[start of Recorded data]
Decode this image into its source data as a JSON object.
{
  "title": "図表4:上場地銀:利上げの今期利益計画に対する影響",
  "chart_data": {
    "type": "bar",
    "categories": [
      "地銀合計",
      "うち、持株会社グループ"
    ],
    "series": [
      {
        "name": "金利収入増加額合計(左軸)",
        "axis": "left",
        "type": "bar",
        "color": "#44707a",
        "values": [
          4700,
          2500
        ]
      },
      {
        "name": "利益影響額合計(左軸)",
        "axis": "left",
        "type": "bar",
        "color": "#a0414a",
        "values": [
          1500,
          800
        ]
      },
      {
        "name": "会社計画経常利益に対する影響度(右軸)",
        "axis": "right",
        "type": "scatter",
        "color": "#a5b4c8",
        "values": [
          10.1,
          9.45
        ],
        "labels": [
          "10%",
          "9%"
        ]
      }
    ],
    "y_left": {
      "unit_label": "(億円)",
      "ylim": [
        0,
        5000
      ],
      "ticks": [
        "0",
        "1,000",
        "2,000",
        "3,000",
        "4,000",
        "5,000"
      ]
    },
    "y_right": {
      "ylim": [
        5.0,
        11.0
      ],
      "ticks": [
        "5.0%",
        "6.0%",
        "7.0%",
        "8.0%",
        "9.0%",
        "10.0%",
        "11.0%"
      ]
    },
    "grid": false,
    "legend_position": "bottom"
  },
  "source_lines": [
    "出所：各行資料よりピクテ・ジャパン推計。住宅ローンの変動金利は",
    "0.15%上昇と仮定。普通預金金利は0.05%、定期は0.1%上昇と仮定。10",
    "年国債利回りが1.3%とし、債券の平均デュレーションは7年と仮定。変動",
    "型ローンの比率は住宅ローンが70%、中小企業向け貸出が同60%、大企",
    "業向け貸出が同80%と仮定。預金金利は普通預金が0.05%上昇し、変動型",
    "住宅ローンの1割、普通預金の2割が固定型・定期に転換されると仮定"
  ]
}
[end of Recorded data]
#### Exercise directions:
Take the lines above and print them exactly.

#### Complete answer:
Decode this image into its source data as a JSON object.
{
  "title": "図表4:上場地銀:利上げの今期利益計画に対する影響",
  "chart_data": {
    "type": "bar",
    "categories": [
      "地銀合計",
      "うち、持株会社グループ"
    ],
    "series": [
      {
        "name": "金利収入増加額合計(左軸)",
        "axis": "left",
        "type": "bar",
        "color": "#44707a",
        "values": [
          4700,
          2500
        ]
      },
      {
        "name": "利益影響額合計(左軸)",
        "axis": "left",
        "type": "bar",
        "color": "#a0414a",
        "values": [
          1500,
          800
        ]
      },
      {
        "name": "会社計画経常利益に対する影響度(右軸)",
        "axis": "right",
        "type": "scatter",
        "color": "#a5b4c8",
        "values": [
          10.1,
          9.45
        ],
        "labels": [
          "10%",
          "9%"
        ]
      }
    ],
    "y_left": {
      "unit_label": "(億円)",
      "ylim": [
        0,
        5000
      ],
      "ticks": [
        "0",
        "1,000",
        "2,000",
        "3,000",
        "4,000",
        "5,000"
      ]
    },
    "y_right": {
      "ylim": [
        5.0,
        11.0
      ],
      "ticks": [
        "5.0%",
        "6.0%",
        "7.0%",
        "8.0%",
        "9.0%",
        "10.0%",
        "11.0%"
      ]
    },
    "grid": false,
    "legend_position": "bottom"
  },
  "source_lines": [
    "出所：各行資料よりピクテ・ジャパン推計。住宅ローンの変動金利は",
    "0.15%上昇と仮定。普通預金金利は0.05%、定期は0.1%上昇と仮定。10",
    "年国債利回りが1.3%とし、債券の平均デュレーションは7年と仮定。変動",
    "型ローンの比率は住宅ローンが70%、中小企業向け貸出が同60%、大企",
    "業向け貸出が同80%と仮定。預金金利は普通預金が0.05%上昇し、変動型",
    "住宅ローンの1割、普通預金の2割が固定型・定期に転換されると仮定"
  ]
}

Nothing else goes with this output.